* What to do *
Gather all lines from the material that contain the word "Monitoring".

* Entries supplied *
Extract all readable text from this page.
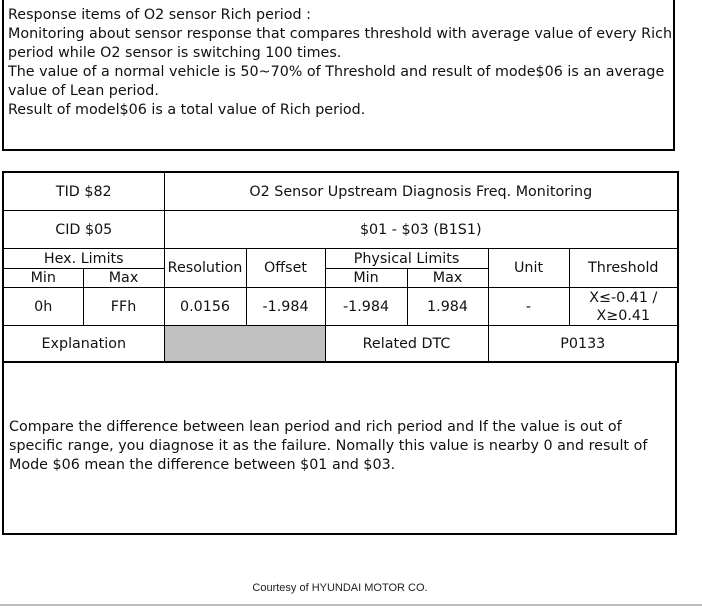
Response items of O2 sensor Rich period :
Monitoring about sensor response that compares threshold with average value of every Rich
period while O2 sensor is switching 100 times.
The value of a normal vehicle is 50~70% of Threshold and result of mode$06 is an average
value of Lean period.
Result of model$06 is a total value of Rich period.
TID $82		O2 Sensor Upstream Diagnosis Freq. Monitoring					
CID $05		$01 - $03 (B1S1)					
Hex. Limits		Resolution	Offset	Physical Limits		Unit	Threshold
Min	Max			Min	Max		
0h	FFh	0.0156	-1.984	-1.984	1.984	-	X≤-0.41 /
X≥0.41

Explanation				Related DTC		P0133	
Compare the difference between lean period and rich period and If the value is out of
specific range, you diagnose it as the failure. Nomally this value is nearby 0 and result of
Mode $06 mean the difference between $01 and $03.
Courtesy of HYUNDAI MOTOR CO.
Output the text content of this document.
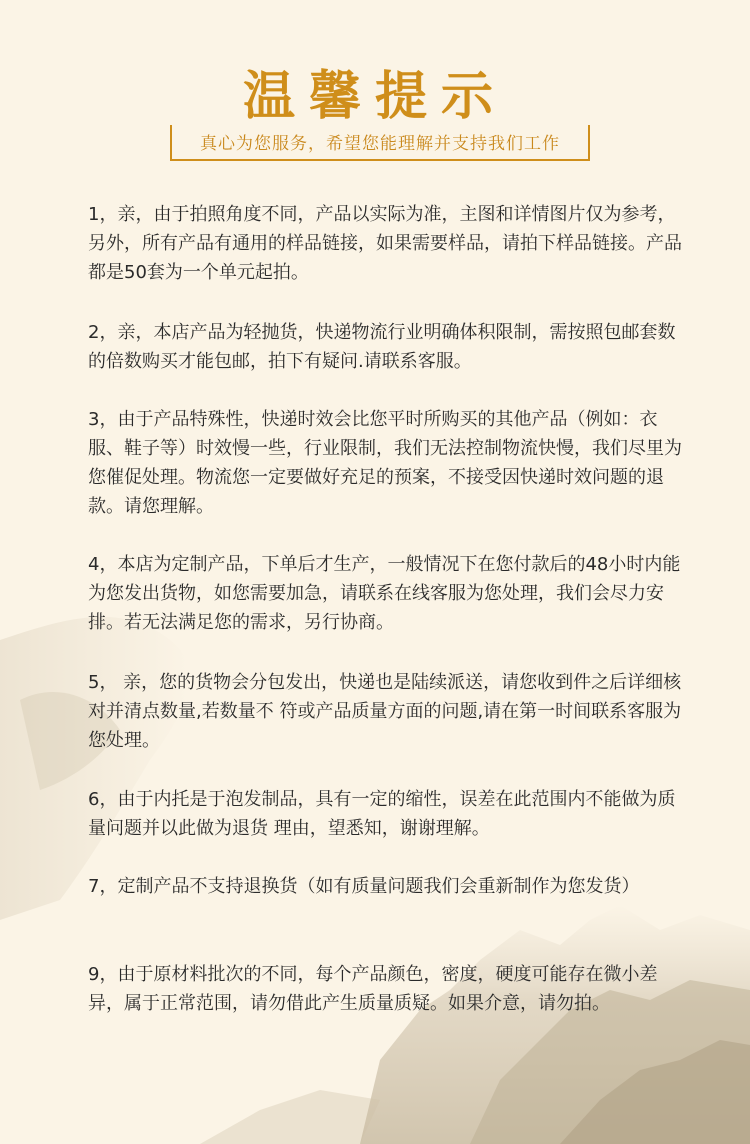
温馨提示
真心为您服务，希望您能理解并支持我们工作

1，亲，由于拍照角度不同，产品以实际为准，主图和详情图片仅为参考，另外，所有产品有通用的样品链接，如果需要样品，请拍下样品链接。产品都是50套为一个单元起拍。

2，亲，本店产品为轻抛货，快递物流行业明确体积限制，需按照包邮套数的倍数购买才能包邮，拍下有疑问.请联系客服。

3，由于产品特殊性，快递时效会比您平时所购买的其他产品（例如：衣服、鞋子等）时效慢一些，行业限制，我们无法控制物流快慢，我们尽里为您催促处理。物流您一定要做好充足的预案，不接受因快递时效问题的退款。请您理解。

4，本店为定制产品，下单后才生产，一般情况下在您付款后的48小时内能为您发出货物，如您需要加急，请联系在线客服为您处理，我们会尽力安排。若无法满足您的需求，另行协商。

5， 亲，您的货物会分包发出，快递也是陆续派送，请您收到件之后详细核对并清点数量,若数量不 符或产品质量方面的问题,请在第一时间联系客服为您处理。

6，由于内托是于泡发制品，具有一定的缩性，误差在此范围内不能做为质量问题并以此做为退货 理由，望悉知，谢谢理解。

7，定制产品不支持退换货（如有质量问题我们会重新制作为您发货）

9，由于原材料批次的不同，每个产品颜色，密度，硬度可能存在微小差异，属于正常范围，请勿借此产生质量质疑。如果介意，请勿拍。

* Task solution *
Monitoring about sensor response that compares threshold with average value of every Rich
TID $82		O2 Sensor Upstream Diagnosis Freq. Monitoring					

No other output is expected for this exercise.